Collection entries:
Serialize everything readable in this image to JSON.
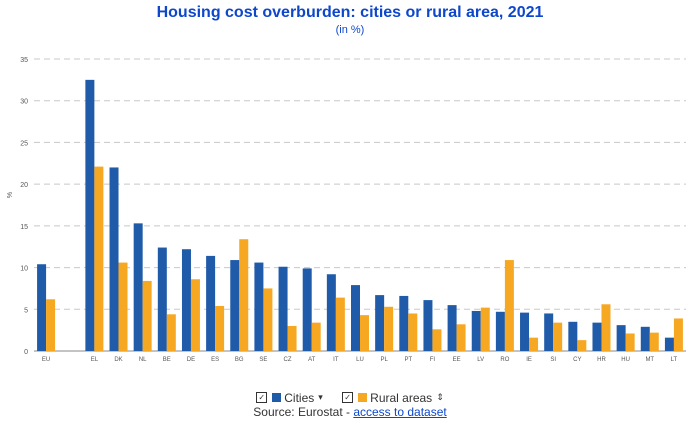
{
  "chart_data": {
    "type": "bar",
    "title": "Housing cost overburden: cities or rural area, 2021",
    "subtitle": "(in %)",
    "ylabel": "%",
    "xlabel": "",
    "ylim": [
      0,
      35
    ],
    "yticks": [
      0,
      5,
      10,
      15,
      20,
      25,
      30,
      35
    ],
    "grid": true,
    "legend_position": "bottom",
    "categories": [
      "EU",
      "",
      "EL",
      "DK",
      "NL",
      "BE",
      "DE",
      "ES",
      "BG",
      "SE",
      "CZ",
      "AT",
      "IT",
      "LU",
      "PL",
      "PT",
      "FI",
      "EE",
      "LV",
      "RO",
      "IE",
      "SI",
      "CY",
      "HR",
      "HU",
      "MT",
      "LT"
    ],
    "series": [
      {
        "name": "Cities",
        "color": "#1f5ba8",
        "values": [
          10.4,
          null,
          32.5,
          22.0,
          15.3,
          12.4,
          12.2,
          11.4,
          10.9,
          10.6,
          10.1,
          9.9,
          9.2,
          7.9,
          6.7,
          6.6,
          6.1,
          5.5,
          4.8,
          4.7,
          4.6,
          4.5,
          3.5,
          3.4,
          3.1,
          2.9,
          1.6
        ]
      },
      {
        "name": "Rural areas",
        "color": "#f7a823",
        "values": [
          6.2,
          null,
          22.1,
          10.6,
          8.4,
          4.4,
          8.6,
          5.4,
          13.4,
          7.5,
          3.0,
          3.4,
          6.4,
          4.3,
          5.3,
          4.5,
          2.6,
          3.2,
          5.2,
          10.9,
          1.6,
          3.4,
          1.3,
          5.6,
          2.1,
          2.2,
          3.9
        ]
      }
    ]
  },
  "legend": {
    "cities_label": "Cities",
    "rural_label": "Rural areas",
    "cities_sort_icon": "▾",
    "rural_sort_icon": "⇕",
    "check_icon": "✓"
  },
  "source": {
    "prefix": "Source: Eurostat - ",
    "link_text": "access to dataset"
  }
}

▶ [OBJECTIVE]:
Repeat each record exactly, with the pictures left out.

▶ [CORRECT RESPONSE]:
Serialize everything readable in this image to JSON.
{
  "chart_data": {
    "type": "bar",
    "title": "Housing cost overburden: cities or rural area, 2021",
    "subtitle": "(in %)",
    "ylabel": "%",
    "xlabel": "",
    "ylim": [
      0,
      35
    ],
    "yticks": [
      0,
      5,
      10,
      15,
      20,
      25,
      30,
      35
    ],
    "grid": true,
    "legend_position": "bottom",
    "categories": [
      "EU",
      "",
      "EL",
      "DK",
      "NL",
      "BE",
      "DE",
      "ES",
      "BG",
      "SE",
      "CZ",
      "AT",
      "IT",
      "LU",
      "PL",
      "PT",
      "FI",
      "EE",
      "LV",
      "RO",
      "IE",
      "SI",
      "CY",
      "HR",
      "HU",
      "MT",
      "LT"
    ],
    "series": [
      {
        "name": "Cities",
        "color": "#1f5ba8",
        "values": [
          10.4,
          null,
          32.5,
          22.0,
          15.3,
          12.4,
          12.2,
          11.4,
          10.9,
          10.6,
          10.1,
          9.9,
          9.2,
          7.9,
          6.7,
          6.6,
          6.1,
          5.5,
          4.8,
          4.7,
          4.6,
          4.5,
          3.5,
          3.4,
          3.1,
          2.9,
          1.6
        ]
      },
      {
        "name": "Rural areas",
        "color": "#f7a823",
        "values": [
          6.2,
          null,
          22.1,
          10.6,
          8.4,
          4.4,
          8.6,
          5.4,
          13.4,
          7.5,
          3.0,
          3.4,
          6.4,
          4.3,
          5.3,
          4.5,
          2.6,
          3.2,
          5.2,
          10.9,
          1.6,
          3.4,
          1.3,
          5.6,
          2.1,
          2.2,
          3.9
        ]
      }
    ]
  },
  "legend": {
    "cities_label": "Cities",
    "rural_label": "Rural areas",
    "cities_sort_icon": "▾",
    "rural_sort_icon": "⇕",
    "check_icon": "✓"
  },
  "source": {
    "prefix": "Source: Eurostat - ",
    "link_text": "access to dataset"
  }
}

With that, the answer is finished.